[DATASET]
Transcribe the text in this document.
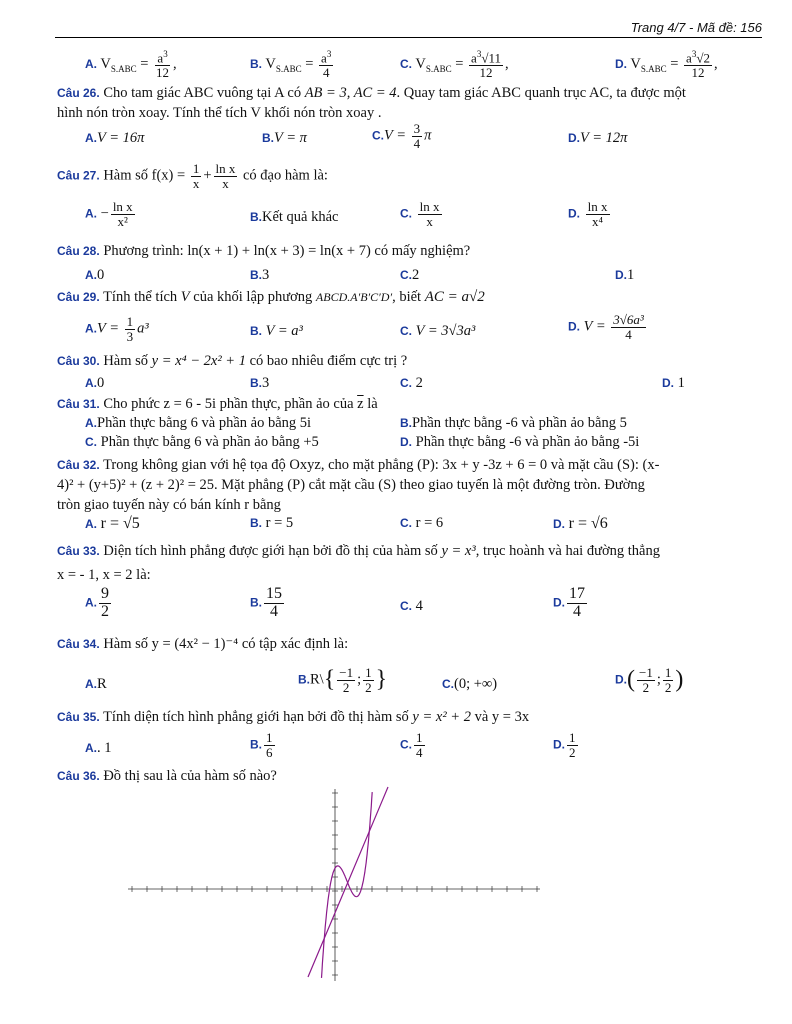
Trang 4/7 - Mã đề: 156
A. $V_{S.ABC} = \frac{a^3}{12}$ ,	B. $V_{S.ABC} = \frac{a^3}{4}$	C. $V_{S.ABC} = \frac{a^3√11}{12}$ ,	D. $V_{S.ABC} = \frac{a^3√2}{12}$ ,
Câu 26. Cho tam giác ABC vuông tại A có AB = 3, AC = 4. Quay tam giác ABC quanh trục AC, ta được một
hình nón tròn xoay. Tính thể tích V khối nón tròn xoay .
A.V = 16π	B.V = π	$C.V = \frac{3}{4}$ π	D.V = 12π
Câu 27. Hàm số $f(x) = \frac{1}{x} + \frac{\text{ln x}}{x}$ có đạo hàm là:
A. − $\frac{\text{ln x}}{\text{x²}}$	B.Kết quả khác	C. $\frac{\text{ln x}}{x}$	D. $\frac{\text{ln x}}{\text{x⁴}}$
Câu 28. Phương trình: ln(x + 1) + ln(x + 3) = ln(x + 7) có mấy nghiệm?
A.0	B.3	C.2	D.1
Câu 29. Tính thể tích V của khối lập phương ABCD.A′B′C′D′, biết AC = a√2
$A.V = \frac{1}{3} a^3$	B. V = a³	C. V = 3√3a³	D. $V = \frac{\text{3√6a³}}{4}$
Câu 30. Hàm số y = x⁴ − 2x² + 1 có bao nhiêu điểm cực trị ?
A.0	B.3	C. 2	D. 1
Câu 31. Cho phức z = 6 - 5i phần thực, phần ảo của $\overline{z}$ là
A.Phần thực bằng 6 và phần ảo bằng 5i	B.Phần thực bằng -6 và phần ảo bằng 5
C. Phần thực bằng 6 và phần ảo bằng +5	D. Phần thực bằng -6 và phần ảo bằng -5i
Câu 32. Trong không gian với hệ tọa độ Oxyz, cho mặt phẳng (P): 3x + y -3z + 6 = 0 và mặt cầu (S): (x-
4)² + (y+5)² + (z + 2)² = 25. Mặt phẳng (P) cắt mặt cầu (S) theo giao tuyến là một đường tròn. Đường
tròn giao tuyến này có bán kính r bằng
A. r = √5	B. r = 5	C. r = 6	D. r = √6
Câu 33. Diện tích hình phẳng được giới hạn bởi đồ thị của hàm số y = x³, trục hoành và hai đường thẳng
x = - 1, x = 2 là:
A. $\frac{9}{2}$	B. $\frac{15}{4}$	C. 4	D. $\frac{17}{4}$
Câu 34. Hàm số y = (4x² − 1)⁻⁴ có tập xác định là:
A.R	B.R\{ $\frac{-1}{2}$ ; $\frac{1}{2}$ }	C.(0; +∞)	$D.( \frac{-1}{2}$ ; $\frac{1}{2}$ )
Câu 35. Tính diện tích hình phẳng giới hạn bởi đồ thị hàm số y = x² + 2 và y = 3x
A.. 1	B. $\frac{1}{6}$	C. $\frac{1}{4}$	D. $\frac{1}{2}$
Câu 36. Đồ thị sau là của hàm số nào?
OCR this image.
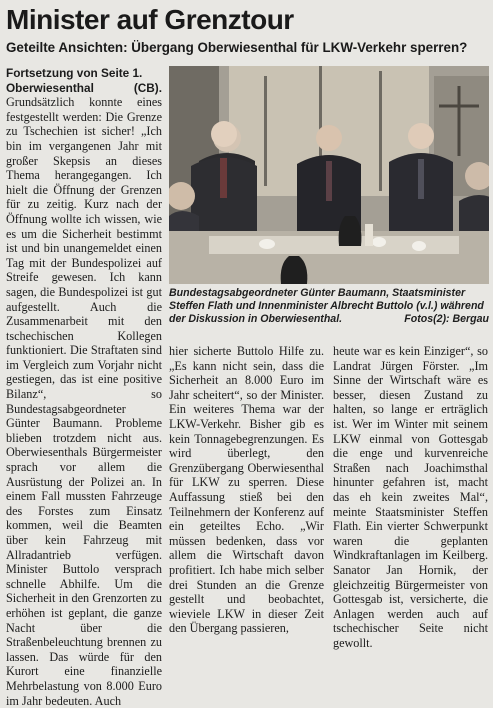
Minister auf Grenztour
Geteilte Ansichten: Übergang Oberwiesenthal für LKW-Verkehr sperren?

Fortsetzung von Seite 1.

Oberwiesenthal	(CB).

Grundsätzlich konnte eines festgestellt werden: Die Grenze zu Tschechien ist sicher! „Ich bin im vergangenen Jahr mit großer Skepsis an dieses Thema herangegangen. Ich hielt die Öffnung der Grenzen für zu zeitig. Kurz nach der Öffnung wollte ich wissen, wie es um die Sicherheit bestimmt ist und bin unangemeldet einen Tag mit der Bundespolizei auf Streife gewesen. Ich kann sagen, die Bundespolizei ist gut aufgestellt. Auch die Zusammenarbeit mit den tschechischen Kollegen funktioniert. Die Straftaten sind im Vergleich zum Vorjahr nicht gestiegen, das ist eine positive Bilanz“, so Bundestagsabgeordneter Günter Baumann. Probleme blieben trotzdem nicht aus. Oberwiesenthals Bürgermeister sprach vor allem die Ausrüstung der Polizei an. In einem Fall mussten Fahrzeuge des Forstes zum Einsatz kommen, weil die Beamten über kein Fahrzeug mit Allradantrieb verfügen. Minister Buttolo versprach schnelle Abhilfe. Um die Sicherheit in den Grenzorten zu erhöhen ist geplant, die ganze Nacht über die Straßenbeleuchtung brennen zu lassen. Das würde für den Kurort eine finanzielle Mehrbelastung von 8.000 Euro im Jahr bedeuten. Auch

Bundestagsabgeordneter Günter Baumann, Staatsminister Steffen Flath und Innenminister Albrecht Buttolo (v.l.) während der Diskussion in Oberwiesenthal.	Fotos(2): Bergau

hier sicherte Buttolo Hilfe zu. „Es kann nicht sein, dass die Sicherheit an 8.000 Euro im Jahr scheitert“, so der Minister. Ein weiteres Thema war der LKW-Verkehr. Bisher gib es kein Tonnagebegrenzungen. Es wird überlegt, den Grenzübergang Oberwiesenthal für LKW zu sperren. Diese Auffassung stieß bei den Teilnehmern der Konferenz auf ein geteiltes Echo. „Wir müssen bedenken, dass vor allem die Wirtschaft davon profitiert. Ich habe mich selber drei Stunden an die Grenze gestellt und beobachtet, wieviele LKW in dieser Zeit den Übergang passieren,

heute war es kein Einziger“, so Landrat Jürgen Förster. „Im Sinne der Wirtschaft wäre es besser, diesen Zustand zu halten, so lange er erträglich ist. Wer im Winter mit seinem LKW einmal von Gottesgab die enge und kurvenreiche Straßen nach Joachimsthal hinunter gefahren ist, macht das eh kein zweites Mal“, meinte Staatsminister Steffen Flath. Ein vierter Schwerpunkt waren die geplanten Windkraftanlagen im Keilberg. Sanator Jan Hornik, der gleichzeitig Bürgermeister von Gottesgab ist, versicherte, die Anlagen werden auch auf tschechischer Seite nicht gewollt.
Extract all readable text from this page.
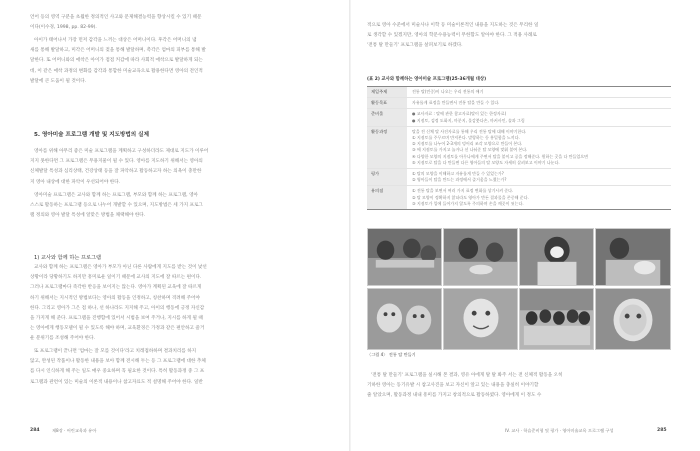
언어 등의 영역 구분을 초월한 정의적인 사고와 문제해결능력을 향상시킬 수 있기 때문

이다(이수경, 1998, pp. 82-99).

아이가 태어나서 가장 먼저 감각을 느끼는 대상은 어머니이다. 후각은 어머니의 냄

새를 통해 발달하고, 미각은 어머니의 젖을 통해 발달하며, 촉각은 엄마의 피부를 통해 발

달한다. 또 어머니와의 애착은 아이가 점점 커감에 따라 사회적 애착으로 발달하게 되는

데, 이 같은 애착 과정의 변화를 감각과 통합한 미술교육으로 활용한다면 영아의 전인적

발달에 큰 도움이 될 것이다.

5. 영아미술 프로그램 개발 및 지도방법의 실제

영아를 위해 아무리 좋은 미술 프로그램을 계획하고 구성하더라도 제대로 지도가 이루어

지지 못한다면 그 프로그램은 무용지물이 될 수 있다. 영아를 지도하기 위해서는 영아의

신체발달 특성과 심리상태, 건강상태 등을 잘 파악하고 활동하고자 하는 의욕이 충만한

지 영아 내상에 대한 파악이 우선되어야 한다.

영아미술 프로그램은 교사와 함께 하는 프로그램, 부모와 함께 하는 프로그램, 영아

스스로 활동하는 프로그램 등으로 나누어 개발할 수 있으며, 지도방법은 세 가지 프로그

램 정의와 영아 발달 특성에 알맞은 방법을 채택해야 한다.

1) 교사와 함께 하는 프로그램

교사와 함께 하는 프로그램은 영아가 부모가 아닌 다른 사람에게 지도를 받는 것이 낯선

상황이라 당황하기도 하지만 흥미로운 일이기 때문에 교사의 지도에 잘 따르는 편이다.

그러나 프로그램마다 즉각한 반응을 보이지는 않는다. 영아가 계획된 교육에 잘 따르게

하기 위해서는 지시적인 방법보다는 영아의 활동을 인정하고, 칭찬하며 격려해 주어야

한다. 그리고 영아가 그은 점 하나, 선 하나라도 지지해 주고, 아이의 행동에 긍정 자신감

을 가지게 해 준다. 프로그램을 진행함에 있어서 시범을 보여 주거나, 지시를 하게 될 때

는 영아에게 행동모델이 될 수 있도록 해야 하며, 교육환경은 가정과 같은 편안하고 즐거

운 분위기를 조성해 주어야 한다.

또 프로그램이 끝나면 '엄마는 잘 모를 것이다'라고 치레접하하며 결과치리를 하지

않고, 완성된 작품이나 활동한 내용을 보아 함께 전시해 두는 등 그 프로그램에 대한 추체

를 다시 인식하게 해 주는 일도 매우 중요하며 꼭 필요한 것이다. 특히 활동과정 중 그 프

로그램과 관련이 있는 미술의 이론적 내용이나 참고자료도 적 설명해 주어야 한다. 일반

284	제8장 · 어린교육과 유아

적으로 영아 수준에서 미술사나 이학 등 미술이론적인 내용을 지도하는 것은 무리한 일

로 생각할 수 있겠지만, 영아의 학문수용능력이 무한함도 알아야 한다. 그 적용 사례로

'전통 탈 만들기' 프로그램을 살펴보기로 하겠다.

(표 2) 교사와 함께하는 영아미술 프로그램(25-36개월 대상)
제일주제	전통 탈(민중)이 나오는 우리 전통의 얘기
활동목표	자유롭게 표정을 만들면서 전통 탈을 만들 수 있다.
준비물	● 교사자료 : 탈에 관한 참고자료(탈이 있는 한정자료)
● 지점토, 검정 도화지, 마분지, 물감붓다손, 마커사인, 솔과 그림
활동과정	탈을 전 신체 탈 사진자료를 통해 우리 전통 탈에 대해 이야기한다.
① 지점토를 주무르며 만져본다. 말랑하는 등 흥밀함을 느끼다.
② 지점토를 나누어 2-3개의 덩어리 조각 모양으로 만들어 본다.
③ 에 지점토를 가지고 놀거나 선 나눠준 탈 모양에 맞춰 붙여 본다.
④ 다양한 모양의 지점토를 아무나에게 주면서 탈을 붙이고 공을 정해준다. 원하는 곳을 다 만들었으면
⑤ 지점토로 탈을 다 만들면 다른 영아들의 탈 모양도 자세히 살펴보고 이야기 나눈다.
평가	① 탈의 모양을 이해하고 자유롭게 만들 수 있었는가?
② 영아들이 탈을 만드는 과정에서 즐거움을 느꼈는가?
유의점	① 전통 탈을 보면서 여러 가지 표정 변화를 상기시켜 준다.
② 탈 모양이 정확하지 않더라도 영아가 만든 결과물을 존중해 준다.
③ 지점토가 입에 들어가지 않도록 주의하며 손을 깨끗이 씻는다.
〈그림 4〉 전통 탈 만들기

'전통 탈 만들기' 프로그램을 실시해 본 결과, 영유 아에게 탈 탈 봐주 서는 전 신체적 활동을 오히

기하한 영아는 동기유발 시 참고사진을 보고 자신이 앞고 있는 내용을 충실히 이야기할

줄 알았으며, 활동과정 내내 흥미를 가지고 창의적으로 활동하였다. 영아에게 이 정도 수

IV. 교사 · 학습준비형 및 평가 · 영아미술교육 프로그램 구성	285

[STATED EXERCISE]
Search the data for the word "this" and copy each line where it appears.

[FULL SOLUTION]
Transcribe the text in this document.
OCR this image.
Extract all readable text from this page.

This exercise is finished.